■ AVAILABLE DATA
:::::

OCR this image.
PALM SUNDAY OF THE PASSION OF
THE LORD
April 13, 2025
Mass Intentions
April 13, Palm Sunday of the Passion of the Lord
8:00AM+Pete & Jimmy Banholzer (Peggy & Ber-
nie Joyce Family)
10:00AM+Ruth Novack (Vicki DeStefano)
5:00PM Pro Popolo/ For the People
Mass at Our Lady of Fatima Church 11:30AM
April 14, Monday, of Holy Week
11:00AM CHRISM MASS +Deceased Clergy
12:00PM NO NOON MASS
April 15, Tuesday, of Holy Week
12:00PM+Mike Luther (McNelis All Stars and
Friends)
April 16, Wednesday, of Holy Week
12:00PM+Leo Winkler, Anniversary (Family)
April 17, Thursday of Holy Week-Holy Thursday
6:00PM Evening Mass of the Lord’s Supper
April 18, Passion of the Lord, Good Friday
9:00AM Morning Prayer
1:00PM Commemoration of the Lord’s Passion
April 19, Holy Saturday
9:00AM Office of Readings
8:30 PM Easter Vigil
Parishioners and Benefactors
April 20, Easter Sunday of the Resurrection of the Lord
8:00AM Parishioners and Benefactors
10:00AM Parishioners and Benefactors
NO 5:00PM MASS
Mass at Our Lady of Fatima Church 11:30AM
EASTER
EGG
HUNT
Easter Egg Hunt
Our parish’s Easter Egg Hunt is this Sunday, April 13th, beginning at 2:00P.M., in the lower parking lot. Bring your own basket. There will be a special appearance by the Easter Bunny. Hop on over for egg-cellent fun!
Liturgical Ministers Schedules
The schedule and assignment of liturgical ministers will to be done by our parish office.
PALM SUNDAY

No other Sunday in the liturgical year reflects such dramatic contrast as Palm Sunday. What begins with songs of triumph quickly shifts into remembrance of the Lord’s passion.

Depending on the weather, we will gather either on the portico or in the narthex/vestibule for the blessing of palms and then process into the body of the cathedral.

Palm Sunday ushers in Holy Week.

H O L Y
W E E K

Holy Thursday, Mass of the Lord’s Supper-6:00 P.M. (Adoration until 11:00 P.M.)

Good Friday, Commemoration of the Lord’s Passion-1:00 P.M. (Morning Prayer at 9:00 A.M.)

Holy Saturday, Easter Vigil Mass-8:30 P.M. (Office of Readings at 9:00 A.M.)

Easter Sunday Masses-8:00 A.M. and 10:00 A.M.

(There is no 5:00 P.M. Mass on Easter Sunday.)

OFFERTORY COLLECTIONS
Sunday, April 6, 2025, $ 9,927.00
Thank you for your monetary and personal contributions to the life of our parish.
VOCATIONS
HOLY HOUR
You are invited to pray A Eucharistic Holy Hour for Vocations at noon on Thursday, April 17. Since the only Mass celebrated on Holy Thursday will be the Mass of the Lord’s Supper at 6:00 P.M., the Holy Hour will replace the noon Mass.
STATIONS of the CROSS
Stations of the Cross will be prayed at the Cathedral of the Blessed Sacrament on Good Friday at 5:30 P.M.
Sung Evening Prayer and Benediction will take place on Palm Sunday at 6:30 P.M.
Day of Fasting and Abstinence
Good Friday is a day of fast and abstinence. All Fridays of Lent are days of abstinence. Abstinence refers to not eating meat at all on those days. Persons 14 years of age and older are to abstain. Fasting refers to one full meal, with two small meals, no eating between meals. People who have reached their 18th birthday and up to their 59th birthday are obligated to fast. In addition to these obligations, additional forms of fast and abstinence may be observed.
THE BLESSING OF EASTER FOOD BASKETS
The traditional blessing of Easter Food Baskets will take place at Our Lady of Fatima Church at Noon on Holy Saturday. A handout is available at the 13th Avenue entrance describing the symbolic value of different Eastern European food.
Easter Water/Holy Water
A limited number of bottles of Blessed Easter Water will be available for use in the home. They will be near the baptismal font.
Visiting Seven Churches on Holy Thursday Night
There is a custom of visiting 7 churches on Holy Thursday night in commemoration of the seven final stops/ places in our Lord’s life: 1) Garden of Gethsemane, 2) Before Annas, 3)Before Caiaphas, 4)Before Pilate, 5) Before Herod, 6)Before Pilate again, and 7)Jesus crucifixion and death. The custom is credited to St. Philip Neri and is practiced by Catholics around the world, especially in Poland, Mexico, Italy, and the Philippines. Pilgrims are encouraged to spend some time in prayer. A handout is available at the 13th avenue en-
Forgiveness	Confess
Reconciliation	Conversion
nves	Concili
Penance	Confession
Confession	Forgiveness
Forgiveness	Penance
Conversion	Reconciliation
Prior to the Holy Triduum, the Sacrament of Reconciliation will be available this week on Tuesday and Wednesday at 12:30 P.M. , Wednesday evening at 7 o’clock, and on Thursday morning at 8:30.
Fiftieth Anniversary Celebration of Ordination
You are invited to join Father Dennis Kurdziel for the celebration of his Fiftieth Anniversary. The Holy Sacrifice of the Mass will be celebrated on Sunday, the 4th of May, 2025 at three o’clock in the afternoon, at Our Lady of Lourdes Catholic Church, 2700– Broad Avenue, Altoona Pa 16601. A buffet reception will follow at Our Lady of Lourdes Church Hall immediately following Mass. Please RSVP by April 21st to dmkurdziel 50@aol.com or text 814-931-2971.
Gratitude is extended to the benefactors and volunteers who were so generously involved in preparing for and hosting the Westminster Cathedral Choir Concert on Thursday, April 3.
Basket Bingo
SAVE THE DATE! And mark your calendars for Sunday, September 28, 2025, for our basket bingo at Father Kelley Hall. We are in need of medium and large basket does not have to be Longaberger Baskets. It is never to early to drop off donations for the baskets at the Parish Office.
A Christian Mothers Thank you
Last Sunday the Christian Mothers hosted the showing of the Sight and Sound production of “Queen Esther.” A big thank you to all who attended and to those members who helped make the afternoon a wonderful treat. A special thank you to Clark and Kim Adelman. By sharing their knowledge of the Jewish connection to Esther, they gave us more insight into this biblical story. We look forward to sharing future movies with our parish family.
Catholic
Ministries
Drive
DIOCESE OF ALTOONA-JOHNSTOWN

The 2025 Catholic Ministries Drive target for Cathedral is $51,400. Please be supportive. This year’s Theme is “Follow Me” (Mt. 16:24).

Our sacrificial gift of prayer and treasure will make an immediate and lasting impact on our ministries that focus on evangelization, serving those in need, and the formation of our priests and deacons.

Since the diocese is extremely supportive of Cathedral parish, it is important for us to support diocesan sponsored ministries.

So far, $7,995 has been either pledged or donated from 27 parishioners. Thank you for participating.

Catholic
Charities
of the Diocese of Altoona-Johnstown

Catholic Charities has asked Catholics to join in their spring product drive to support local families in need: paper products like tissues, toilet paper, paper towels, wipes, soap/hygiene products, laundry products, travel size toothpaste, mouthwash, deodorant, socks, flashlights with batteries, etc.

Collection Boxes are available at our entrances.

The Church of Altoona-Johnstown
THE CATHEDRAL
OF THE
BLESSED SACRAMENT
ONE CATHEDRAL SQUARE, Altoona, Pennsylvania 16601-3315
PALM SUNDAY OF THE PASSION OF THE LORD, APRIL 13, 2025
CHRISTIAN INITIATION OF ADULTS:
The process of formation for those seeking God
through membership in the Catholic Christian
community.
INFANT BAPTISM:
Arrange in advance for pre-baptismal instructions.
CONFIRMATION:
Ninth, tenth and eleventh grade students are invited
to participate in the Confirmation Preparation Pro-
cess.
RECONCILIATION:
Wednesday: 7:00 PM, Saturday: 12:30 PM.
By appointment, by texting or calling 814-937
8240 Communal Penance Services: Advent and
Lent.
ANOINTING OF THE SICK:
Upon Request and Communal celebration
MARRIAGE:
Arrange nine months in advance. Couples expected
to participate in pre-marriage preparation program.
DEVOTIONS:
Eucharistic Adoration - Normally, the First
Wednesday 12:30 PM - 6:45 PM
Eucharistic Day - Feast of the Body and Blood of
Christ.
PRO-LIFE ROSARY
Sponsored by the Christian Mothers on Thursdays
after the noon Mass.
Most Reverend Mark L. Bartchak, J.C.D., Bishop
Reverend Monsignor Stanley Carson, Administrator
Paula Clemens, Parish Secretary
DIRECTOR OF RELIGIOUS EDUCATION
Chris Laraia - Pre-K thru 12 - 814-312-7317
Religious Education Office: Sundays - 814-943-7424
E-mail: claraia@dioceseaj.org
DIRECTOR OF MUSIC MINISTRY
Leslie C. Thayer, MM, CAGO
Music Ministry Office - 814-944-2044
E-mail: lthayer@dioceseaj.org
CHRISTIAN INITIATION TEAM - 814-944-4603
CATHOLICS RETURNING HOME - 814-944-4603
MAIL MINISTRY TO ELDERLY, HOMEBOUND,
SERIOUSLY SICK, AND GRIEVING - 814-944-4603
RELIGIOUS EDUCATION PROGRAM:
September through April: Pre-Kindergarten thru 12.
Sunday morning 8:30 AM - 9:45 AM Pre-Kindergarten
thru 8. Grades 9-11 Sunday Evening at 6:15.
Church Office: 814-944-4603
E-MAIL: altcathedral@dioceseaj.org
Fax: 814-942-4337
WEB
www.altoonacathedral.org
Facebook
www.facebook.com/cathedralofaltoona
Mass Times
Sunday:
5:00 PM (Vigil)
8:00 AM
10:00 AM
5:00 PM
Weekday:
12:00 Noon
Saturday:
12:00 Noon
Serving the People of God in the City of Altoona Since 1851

:::::

■ WHAT TO DO
Copy all the lines above that hold the string "Tuesday".

■ FINAL RESULT
April 15, Tuesday, of Holy Week
Prior to the Holy Triduum, the Sacrament of Reconciliation will be available this week on Tuesday and Wednesday at 12:30 P.M. , Wednesday evening at 7 o’clock, and on Thursday morning at 8:30.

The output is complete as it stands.